### Direction
Look through the listing below and give the number of lines that hold "document". Say nothing more.
## START Dataset content
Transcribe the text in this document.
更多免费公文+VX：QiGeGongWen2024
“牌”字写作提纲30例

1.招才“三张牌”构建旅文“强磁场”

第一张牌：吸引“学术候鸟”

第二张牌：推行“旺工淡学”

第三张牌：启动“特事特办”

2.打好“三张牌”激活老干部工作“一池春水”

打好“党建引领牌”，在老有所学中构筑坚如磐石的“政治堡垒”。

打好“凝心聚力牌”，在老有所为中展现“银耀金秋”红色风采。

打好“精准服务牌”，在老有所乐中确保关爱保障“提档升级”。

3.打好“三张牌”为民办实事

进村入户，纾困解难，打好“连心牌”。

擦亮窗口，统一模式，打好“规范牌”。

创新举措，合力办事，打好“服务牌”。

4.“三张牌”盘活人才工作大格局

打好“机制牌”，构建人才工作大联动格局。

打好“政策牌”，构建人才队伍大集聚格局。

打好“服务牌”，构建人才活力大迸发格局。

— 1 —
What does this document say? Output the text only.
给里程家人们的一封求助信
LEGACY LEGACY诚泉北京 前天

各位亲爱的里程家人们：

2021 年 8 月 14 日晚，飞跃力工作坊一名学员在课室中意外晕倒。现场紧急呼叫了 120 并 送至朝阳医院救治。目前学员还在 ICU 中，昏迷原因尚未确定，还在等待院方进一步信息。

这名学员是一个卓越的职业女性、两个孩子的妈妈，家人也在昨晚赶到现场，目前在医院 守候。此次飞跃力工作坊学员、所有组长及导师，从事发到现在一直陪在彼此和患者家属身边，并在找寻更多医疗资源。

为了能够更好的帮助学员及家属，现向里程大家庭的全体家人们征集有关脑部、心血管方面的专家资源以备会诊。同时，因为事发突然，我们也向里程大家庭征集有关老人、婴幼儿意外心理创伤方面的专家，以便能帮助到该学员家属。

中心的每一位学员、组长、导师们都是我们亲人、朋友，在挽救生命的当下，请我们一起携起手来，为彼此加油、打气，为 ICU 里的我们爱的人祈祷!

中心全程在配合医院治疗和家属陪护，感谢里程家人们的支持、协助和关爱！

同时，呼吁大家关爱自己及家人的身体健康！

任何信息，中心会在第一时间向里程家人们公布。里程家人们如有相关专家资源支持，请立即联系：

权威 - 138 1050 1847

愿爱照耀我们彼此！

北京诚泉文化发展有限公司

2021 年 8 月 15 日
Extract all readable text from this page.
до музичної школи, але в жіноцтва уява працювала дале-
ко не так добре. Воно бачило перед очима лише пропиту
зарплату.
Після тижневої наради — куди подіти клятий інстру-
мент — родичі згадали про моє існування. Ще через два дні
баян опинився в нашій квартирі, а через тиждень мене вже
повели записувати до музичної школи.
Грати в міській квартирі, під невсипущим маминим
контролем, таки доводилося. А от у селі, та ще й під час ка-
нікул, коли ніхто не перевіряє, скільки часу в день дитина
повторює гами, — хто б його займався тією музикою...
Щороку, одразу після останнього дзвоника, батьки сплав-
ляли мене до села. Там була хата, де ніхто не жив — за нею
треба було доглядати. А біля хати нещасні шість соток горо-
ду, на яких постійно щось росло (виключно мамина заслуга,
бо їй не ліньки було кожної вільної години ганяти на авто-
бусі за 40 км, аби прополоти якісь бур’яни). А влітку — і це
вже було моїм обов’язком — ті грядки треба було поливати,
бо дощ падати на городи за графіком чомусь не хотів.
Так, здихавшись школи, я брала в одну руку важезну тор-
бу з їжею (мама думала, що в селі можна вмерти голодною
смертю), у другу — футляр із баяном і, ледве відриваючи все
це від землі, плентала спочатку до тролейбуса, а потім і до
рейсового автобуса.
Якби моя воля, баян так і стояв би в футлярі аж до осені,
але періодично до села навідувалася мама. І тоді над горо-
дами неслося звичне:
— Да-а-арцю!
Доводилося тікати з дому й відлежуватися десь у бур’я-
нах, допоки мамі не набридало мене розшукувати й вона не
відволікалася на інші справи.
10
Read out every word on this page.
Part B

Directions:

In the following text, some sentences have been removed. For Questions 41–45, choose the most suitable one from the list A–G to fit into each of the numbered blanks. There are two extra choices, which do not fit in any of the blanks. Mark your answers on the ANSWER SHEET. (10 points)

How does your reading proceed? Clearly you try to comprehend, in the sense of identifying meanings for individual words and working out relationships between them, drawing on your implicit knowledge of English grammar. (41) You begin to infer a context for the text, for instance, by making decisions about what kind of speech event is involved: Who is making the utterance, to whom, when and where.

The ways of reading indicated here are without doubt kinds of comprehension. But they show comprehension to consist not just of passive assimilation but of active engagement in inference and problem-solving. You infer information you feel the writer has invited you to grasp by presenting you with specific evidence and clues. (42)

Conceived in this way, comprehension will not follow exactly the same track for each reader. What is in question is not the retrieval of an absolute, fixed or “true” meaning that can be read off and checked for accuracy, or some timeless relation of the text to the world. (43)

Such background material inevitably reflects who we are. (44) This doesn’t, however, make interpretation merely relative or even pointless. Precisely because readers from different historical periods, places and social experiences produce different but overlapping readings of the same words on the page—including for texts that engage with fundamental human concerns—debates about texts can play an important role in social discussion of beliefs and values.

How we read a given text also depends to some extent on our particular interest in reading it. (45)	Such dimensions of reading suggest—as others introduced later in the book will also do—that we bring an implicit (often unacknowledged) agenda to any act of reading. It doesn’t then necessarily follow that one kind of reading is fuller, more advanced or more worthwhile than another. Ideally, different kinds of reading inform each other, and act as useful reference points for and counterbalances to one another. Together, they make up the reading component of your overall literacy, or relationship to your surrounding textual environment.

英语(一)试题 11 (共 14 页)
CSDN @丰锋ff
## END Dataset content
### Exercise response
2